### What to produce
For every line in the records that has the word "slope", make a copy.

### Provided information
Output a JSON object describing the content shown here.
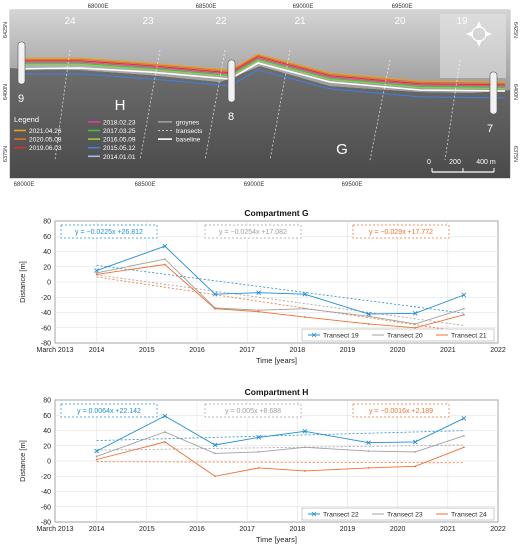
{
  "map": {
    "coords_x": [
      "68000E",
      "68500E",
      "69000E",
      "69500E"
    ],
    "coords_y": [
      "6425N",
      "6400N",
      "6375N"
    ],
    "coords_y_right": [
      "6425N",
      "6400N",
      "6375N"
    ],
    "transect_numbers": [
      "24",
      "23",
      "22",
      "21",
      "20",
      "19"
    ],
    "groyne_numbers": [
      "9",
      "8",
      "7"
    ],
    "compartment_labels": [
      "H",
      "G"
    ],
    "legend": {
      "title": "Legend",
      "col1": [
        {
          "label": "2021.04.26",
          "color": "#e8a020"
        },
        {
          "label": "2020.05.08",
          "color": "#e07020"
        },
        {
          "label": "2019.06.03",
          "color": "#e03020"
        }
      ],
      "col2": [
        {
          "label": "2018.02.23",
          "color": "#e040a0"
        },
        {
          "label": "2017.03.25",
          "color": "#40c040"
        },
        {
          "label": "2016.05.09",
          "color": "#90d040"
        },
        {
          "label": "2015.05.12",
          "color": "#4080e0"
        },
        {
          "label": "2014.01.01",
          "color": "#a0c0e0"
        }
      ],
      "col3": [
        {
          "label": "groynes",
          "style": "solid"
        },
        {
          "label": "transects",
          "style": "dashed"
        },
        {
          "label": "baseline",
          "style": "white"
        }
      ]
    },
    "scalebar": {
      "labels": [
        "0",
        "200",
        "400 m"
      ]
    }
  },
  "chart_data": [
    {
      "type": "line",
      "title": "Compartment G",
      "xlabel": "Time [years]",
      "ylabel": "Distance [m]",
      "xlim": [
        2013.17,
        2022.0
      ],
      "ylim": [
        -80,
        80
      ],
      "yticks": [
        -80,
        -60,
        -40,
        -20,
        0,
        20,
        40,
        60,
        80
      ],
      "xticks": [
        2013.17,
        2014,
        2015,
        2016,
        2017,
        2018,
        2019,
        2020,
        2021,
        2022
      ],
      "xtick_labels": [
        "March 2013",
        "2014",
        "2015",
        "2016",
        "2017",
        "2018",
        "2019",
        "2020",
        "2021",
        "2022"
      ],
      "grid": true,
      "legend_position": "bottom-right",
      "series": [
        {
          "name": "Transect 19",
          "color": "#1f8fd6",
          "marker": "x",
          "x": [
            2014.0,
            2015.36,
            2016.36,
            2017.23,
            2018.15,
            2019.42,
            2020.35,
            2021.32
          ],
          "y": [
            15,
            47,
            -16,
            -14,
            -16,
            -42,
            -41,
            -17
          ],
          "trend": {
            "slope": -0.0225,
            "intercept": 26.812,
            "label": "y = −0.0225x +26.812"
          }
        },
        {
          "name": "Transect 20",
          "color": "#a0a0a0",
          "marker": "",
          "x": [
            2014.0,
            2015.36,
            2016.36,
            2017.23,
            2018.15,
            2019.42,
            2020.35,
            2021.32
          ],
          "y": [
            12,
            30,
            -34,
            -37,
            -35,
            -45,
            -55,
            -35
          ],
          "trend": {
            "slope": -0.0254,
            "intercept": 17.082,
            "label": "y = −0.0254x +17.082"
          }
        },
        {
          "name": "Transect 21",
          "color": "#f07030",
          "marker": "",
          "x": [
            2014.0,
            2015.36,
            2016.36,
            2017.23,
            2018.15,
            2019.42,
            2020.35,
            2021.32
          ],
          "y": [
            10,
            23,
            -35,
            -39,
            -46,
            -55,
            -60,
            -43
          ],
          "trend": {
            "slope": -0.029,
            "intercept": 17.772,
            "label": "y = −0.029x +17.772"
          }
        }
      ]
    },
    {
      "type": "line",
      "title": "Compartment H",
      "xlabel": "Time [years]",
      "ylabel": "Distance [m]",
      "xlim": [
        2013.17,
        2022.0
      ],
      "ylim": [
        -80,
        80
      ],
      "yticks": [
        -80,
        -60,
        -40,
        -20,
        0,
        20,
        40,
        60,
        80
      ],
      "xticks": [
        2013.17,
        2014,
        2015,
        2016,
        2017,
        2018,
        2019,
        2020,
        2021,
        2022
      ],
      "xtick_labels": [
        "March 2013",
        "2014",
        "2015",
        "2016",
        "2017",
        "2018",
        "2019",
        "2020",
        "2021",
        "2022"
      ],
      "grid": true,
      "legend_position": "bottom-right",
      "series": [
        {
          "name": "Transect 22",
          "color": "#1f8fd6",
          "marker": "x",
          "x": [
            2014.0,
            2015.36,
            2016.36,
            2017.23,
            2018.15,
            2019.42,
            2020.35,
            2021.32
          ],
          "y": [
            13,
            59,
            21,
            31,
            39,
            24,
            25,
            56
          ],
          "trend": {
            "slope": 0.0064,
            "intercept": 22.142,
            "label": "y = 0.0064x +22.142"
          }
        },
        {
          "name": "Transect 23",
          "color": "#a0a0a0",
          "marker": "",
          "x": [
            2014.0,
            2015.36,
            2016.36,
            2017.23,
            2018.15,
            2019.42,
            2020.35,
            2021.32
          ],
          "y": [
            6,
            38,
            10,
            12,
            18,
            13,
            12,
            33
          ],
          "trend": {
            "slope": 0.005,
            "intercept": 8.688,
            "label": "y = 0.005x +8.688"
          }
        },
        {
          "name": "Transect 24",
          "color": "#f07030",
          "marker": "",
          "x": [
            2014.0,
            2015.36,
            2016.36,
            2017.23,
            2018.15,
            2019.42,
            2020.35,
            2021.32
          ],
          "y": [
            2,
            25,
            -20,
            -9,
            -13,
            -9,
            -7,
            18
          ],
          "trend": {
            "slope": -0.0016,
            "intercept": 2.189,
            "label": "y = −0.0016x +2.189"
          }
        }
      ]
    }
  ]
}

...

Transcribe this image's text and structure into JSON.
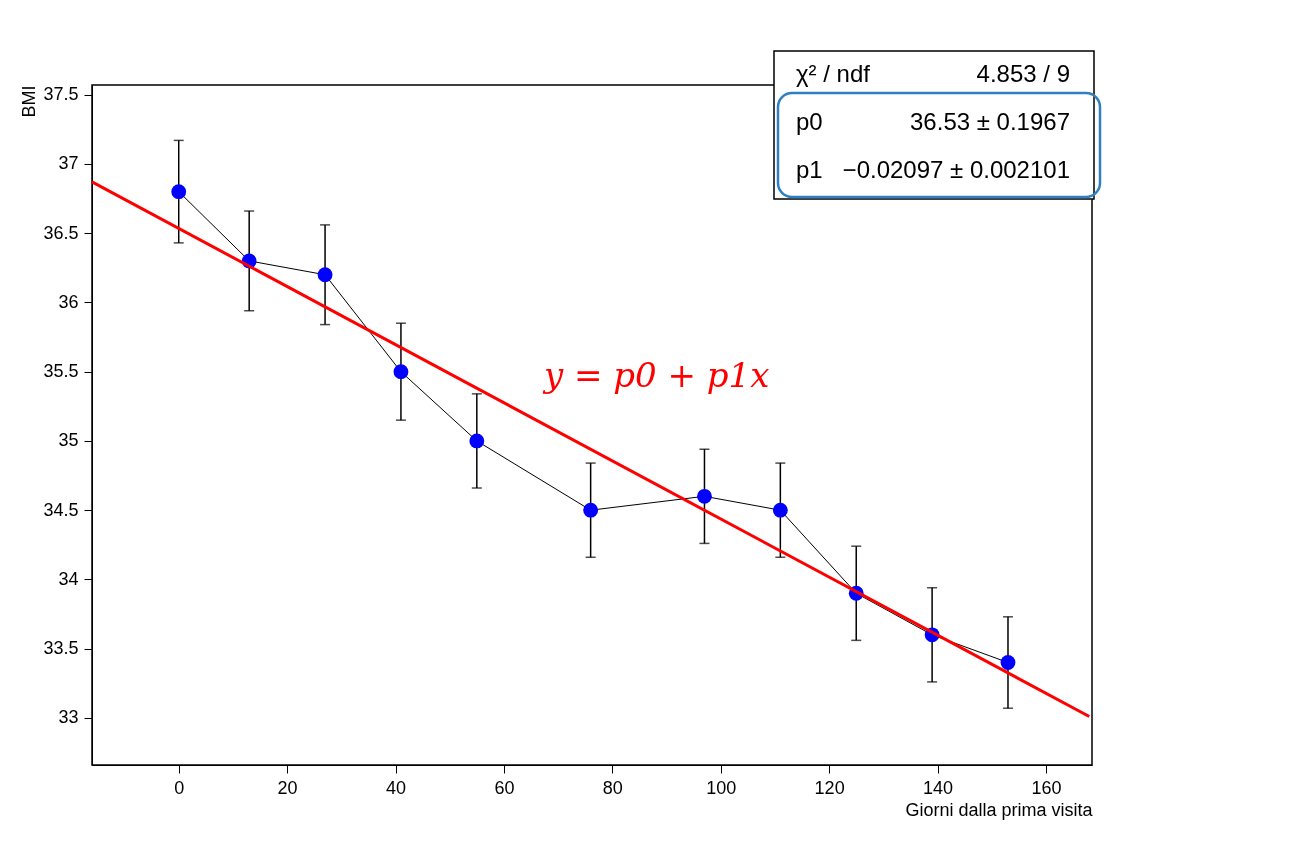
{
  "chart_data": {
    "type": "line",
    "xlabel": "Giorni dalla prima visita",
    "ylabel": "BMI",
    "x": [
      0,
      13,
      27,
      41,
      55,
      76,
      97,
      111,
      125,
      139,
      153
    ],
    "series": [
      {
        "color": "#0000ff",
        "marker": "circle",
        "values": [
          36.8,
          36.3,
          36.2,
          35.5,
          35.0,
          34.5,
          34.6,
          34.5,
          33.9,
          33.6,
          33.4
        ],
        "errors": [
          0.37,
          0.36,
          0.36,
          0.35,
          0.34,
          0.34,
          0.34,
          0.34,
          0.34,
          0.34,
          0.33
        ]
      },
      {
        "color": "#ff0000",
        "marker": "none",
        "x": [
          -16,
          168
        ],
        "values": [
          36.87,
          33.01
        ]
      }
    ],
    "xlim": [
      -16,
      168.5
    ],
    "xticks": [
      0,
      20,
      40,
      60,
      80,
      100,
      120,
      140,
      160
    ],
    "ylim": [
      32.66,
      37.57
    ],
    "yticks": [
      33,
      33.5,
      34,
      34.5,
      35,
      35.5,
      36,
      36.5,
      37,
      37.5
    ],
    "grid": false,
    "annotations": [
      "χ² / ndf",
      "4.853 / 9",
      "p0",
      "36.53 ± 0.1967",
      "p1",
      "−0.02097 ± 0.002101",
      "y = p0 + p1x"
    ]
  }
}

### Reply to the exercise
            "slope": -0.0225,
            "slope": -0.0254,
            "slope": -0.029,
            "slope": 0.0064,
            "slope": 0.005,
            "slope": -0.0016,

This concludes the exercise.